▶ [Bacaan]:
.....
Sebagian besar warga Detuwulu hidup dari usaha penyadapan dan penyulingan moke menjadi arak. 

Hasil penjualan moke atau pun tuak DW, digunakan untuk memenuhi kebutuhan pangan, sandang, papan, tetapi juga untuk membiaya pendidikan anak hingga perguruan tinggi. 

“Banyak anak-anak di desa bisa sekolah sampai universitas karena jual moke," kata warga setempat, Adrianus (43) sebagaimana dikutip Kompas.com. 

Sementara itu, Kepala Desa Detuwulu, Don Bosko Kami mengatakan, pihaknya telah merencanakan supaya potensi desa seperti air terjun Muru Nawe dan moke DW untuk dikelola melalui Badan Usaha Milik Desa (BUMDes). 

"Kami sedang membahas bersama Badan Permusyawaratan Desa (BPD) agar potensi tersebut dikelola BUMDes,” kata Don Bosko. 

Jembatan di Patai Maurole (Sumber: www.instagram#maurole).

Infrastruktur di darat

Maurole memang sudah memiliki pelabuhan yang menunjang pariwisata. Mankanya, pada Agustu1 2017 puluhan yachter dari belahan dunia  berkunjung ke Maruole . .

Waktu itu sebanyak sembilan kapal pesiar mini atau yacht bersandar di Pantai Maourole, Kabupaten Ende, Nusa Tenggara Timur (NTT). Kunjungan ke Pantai Mourole menjadi bagian dari reli bahari berskala internasional bertajuk "Wonderful Indonesia Sail 2017". Mereka berasal dari Swiss, Australia, dan Kanada.

Namun, infrastruktur di daratan belum cukup menunjang percepatan pertumbuhan pariwsata. Akibatnya potensi  di Maurole, khususnya di Desa Detuwulu, belum bisa dikembangkan secara optimal karena kendala infrastruktur. Diketahui, kondisi jalan raya ke Maurole masih belum mulus, alias banyak berlubang. 

Jaringan dan pasokan listrik, dan jaringan telekomunikasi (internet) untuk beberapa desa di Kecamatan Maurole,  belum tersedia sama sekali.

Oleh karena itu Kades Don Bosko Kami meminta supaya pemerintah segera memperbaiki dan mengadakan infrastruktur penting tersebu.

Kepada Perusahaan Listrik Negara (PLN), Kades Don mendesak agar  mempercepat pembangunan jaringan listrik itu.
.....
▶ [Isi Daftar]:
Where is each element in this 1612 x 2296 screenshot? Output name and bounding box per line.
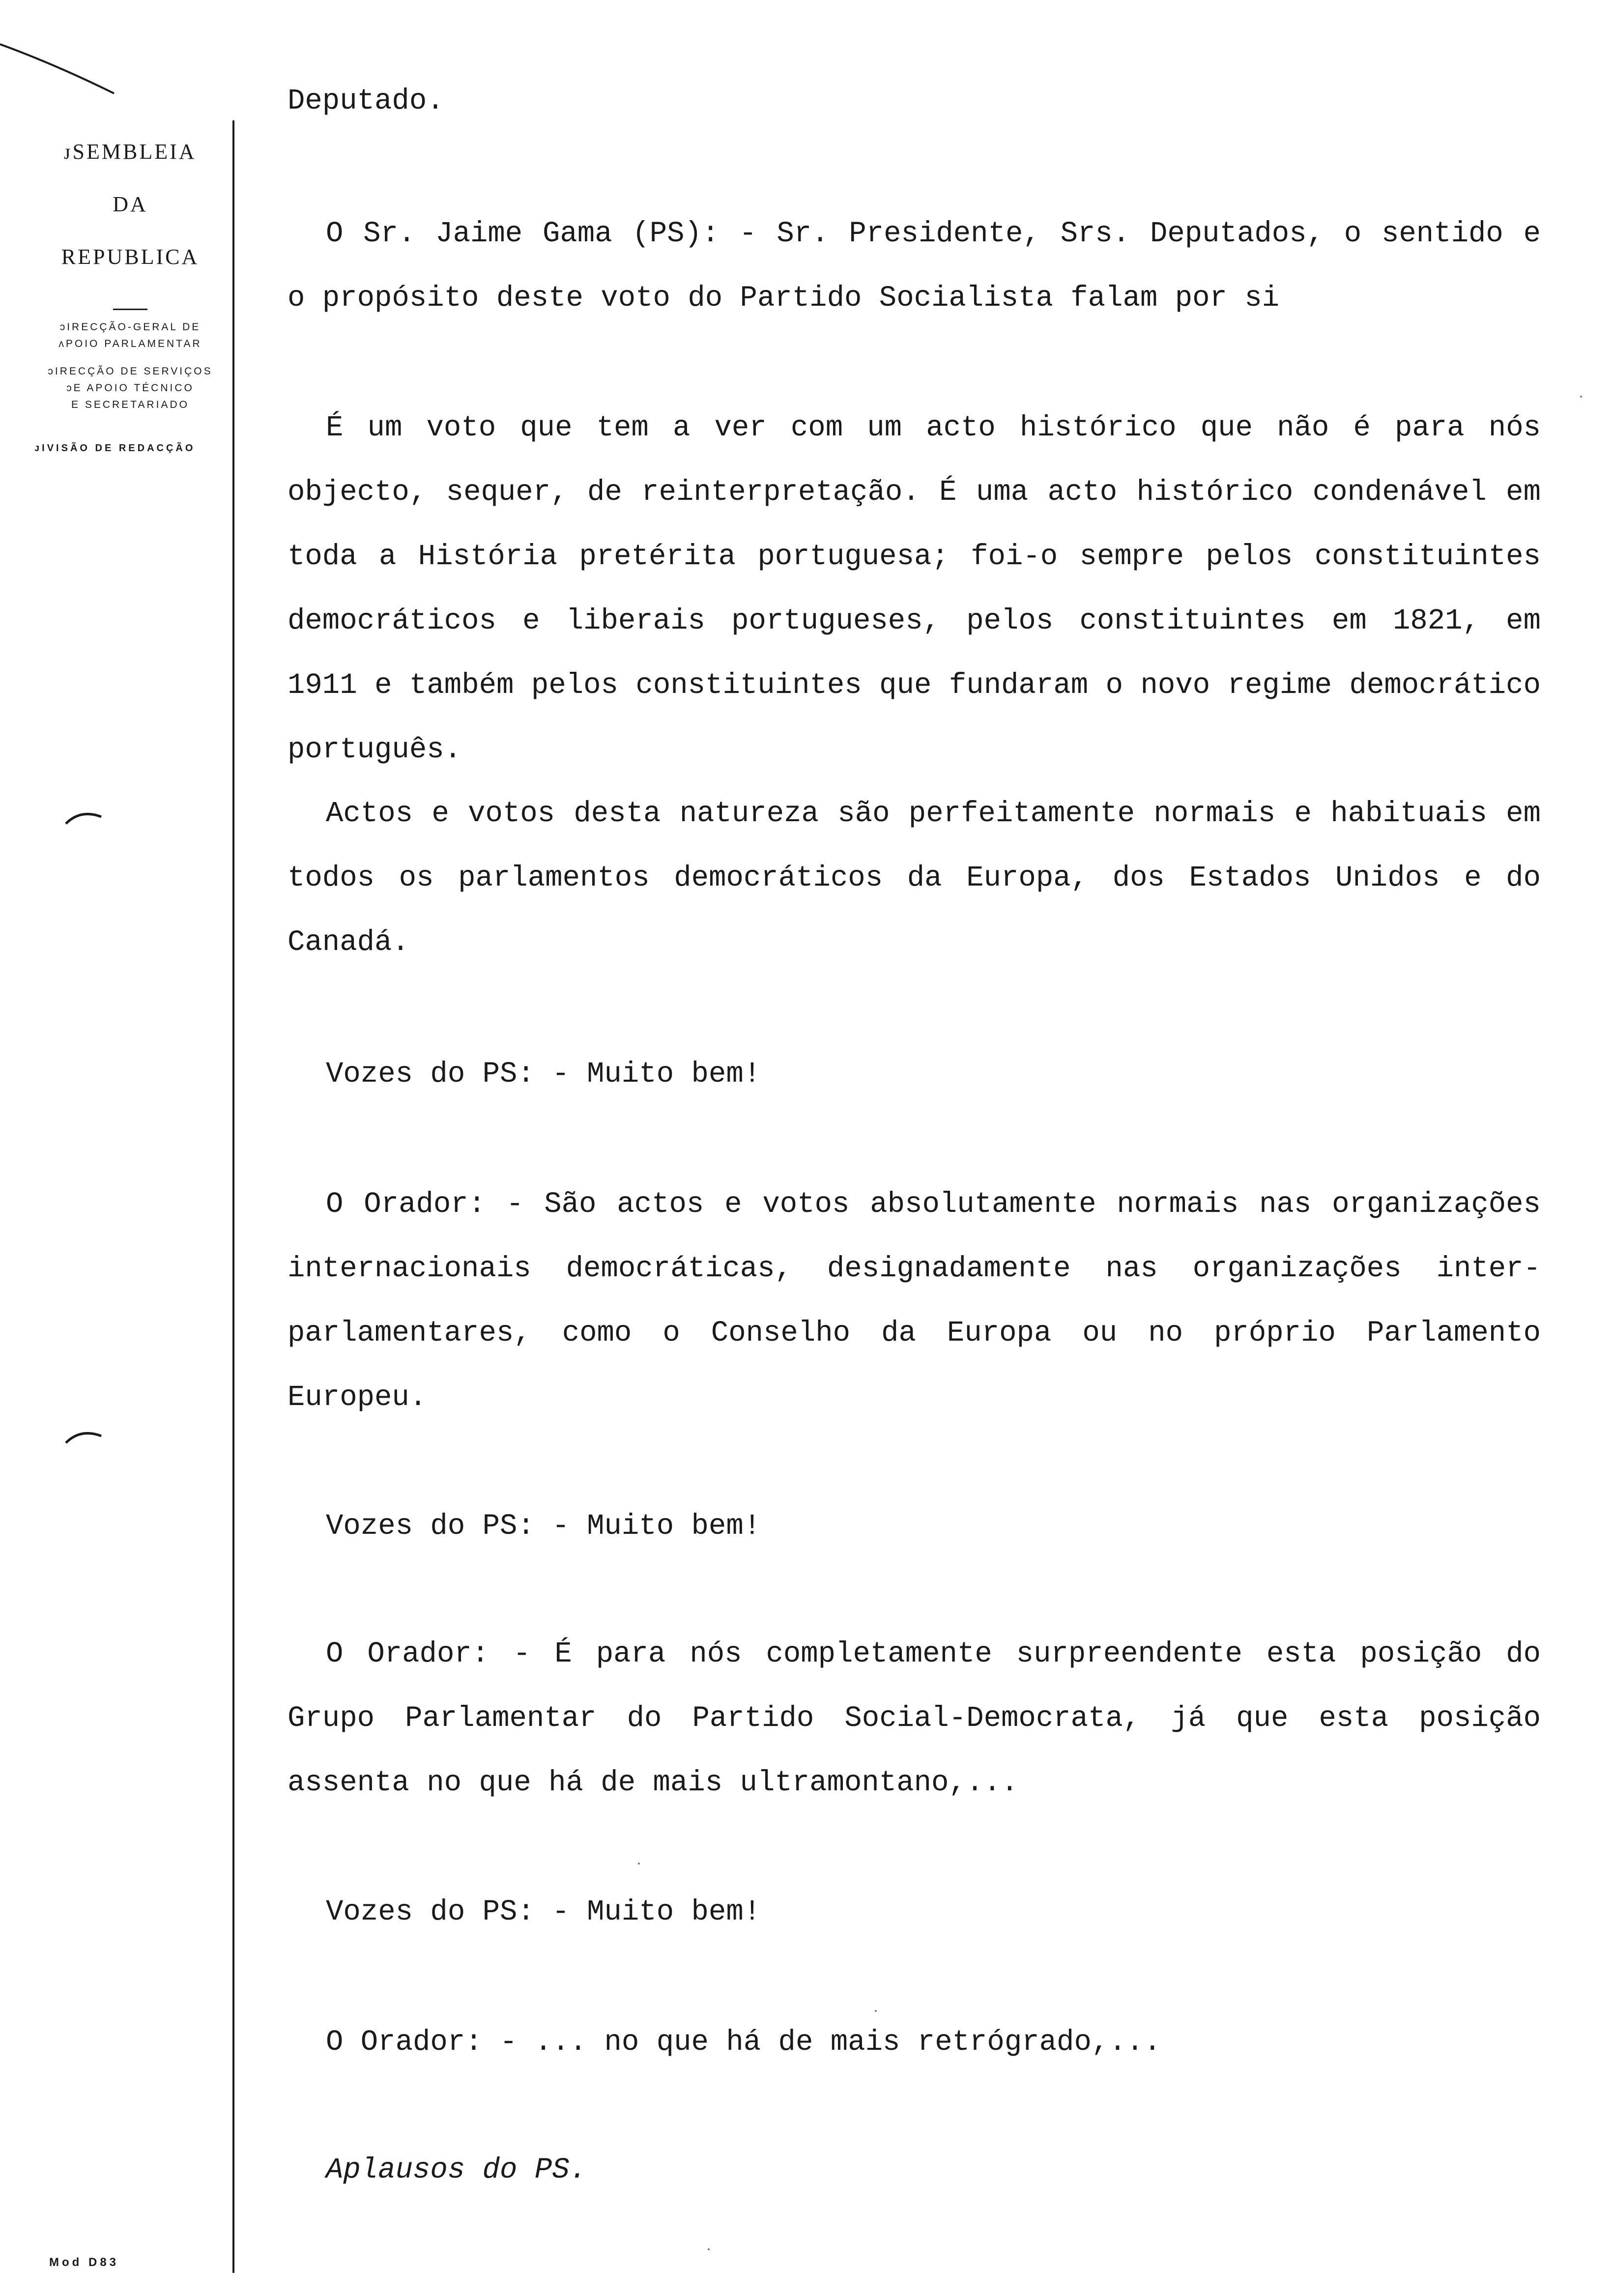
.....
▶ [Tugas]:
[A] Sebutkan semua negara asal para yachter yang disebut dalam bacaan tentang Desa Detuwulu.
[B] Salin kata demi kata bagian bacaan tentang Desa Detuwulu di antara "Hasil penjualan moke atau" dan "Adrianus (43) sebagaimana dikutip Kompas.com.", termasuk kedua bagian itu.
[C] Menurut bacaan tentang Desa Detuwulu, berapa yacht yang bersandar dalam kunjungan reli bahari "Wonderful Indonesia Sail 2017"?

▶ [Jawaban Tiap Tugas]:
[A] Swiss, Australia, dan Kanada.

[B]
Hasil penjualan moke atau pun tuak DW, digunakan untuk memenuhi kebutuhan pangan, sandang, papan, tetapi juga untuk membiaya pendidikan anak hingga perguruan tinggi. 

“Banyak anak-anak di desa bisa sekolah sampai universitas karena jual moke," kata warga setempat, Adrianus (43) sebagaimana dikutip Kompas.com.

[C] Sembilan kapal pesiar mini atau yacht.